SOURCE DATA
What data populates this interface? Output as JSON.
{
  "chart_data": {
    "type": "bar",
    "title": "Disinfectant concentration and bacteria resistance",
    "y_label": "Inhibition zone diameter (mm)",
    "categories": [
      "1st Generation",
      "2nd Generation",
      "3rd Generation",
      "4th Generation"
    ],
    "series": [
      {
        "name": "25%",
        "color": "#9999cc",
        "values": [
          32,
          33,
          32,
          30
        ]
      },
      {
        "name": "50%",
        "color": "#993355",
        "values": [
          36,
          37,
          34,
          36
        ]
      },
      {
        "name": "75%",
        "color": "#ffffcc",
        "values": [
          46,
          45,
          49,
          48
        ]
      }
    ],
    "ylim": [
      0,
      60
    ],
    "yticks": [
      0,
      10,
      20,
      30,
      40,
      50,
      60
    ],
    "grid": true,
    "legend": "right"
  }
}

AIM OF THE TASK
Each record needs to be copied out again, letter for letter.

TASK ANSWER
What data populates this interface? Output as JSON.
{
  "chart_data": {
    "type": "bar",
    "title": "Disinfectant concentration and bacteria resistance",
    "y_label": "Inhibition zone diameter (mm)",
    "categories": [
      "1st Generation",
      "2nd Generation",
      "3rd Generation",
      "4th Generation"
    ],
    "series": [
      {
        "name": "25%",
        "color": "#9999cc",
        "values": [
          32,
          33,
          32,
          30
        ]
      },
      {
        "name": "50%",
        "color": "#993355",
        "values": [
          36,
          37,
          34,
          36
        ]
      },
      {
        "name": "75%",
        "color": "#ffffcc",
        "values": [
          46,
          45,
          49,
          48
        ]
      }
    ],
    "ylim": [
      0,
      60
    ],
    "yticks": [
      0,
      10,
      20,
      30,
      40,
      50,
      60
    ],
    "grid": true,
    "legend": "right"
  }
}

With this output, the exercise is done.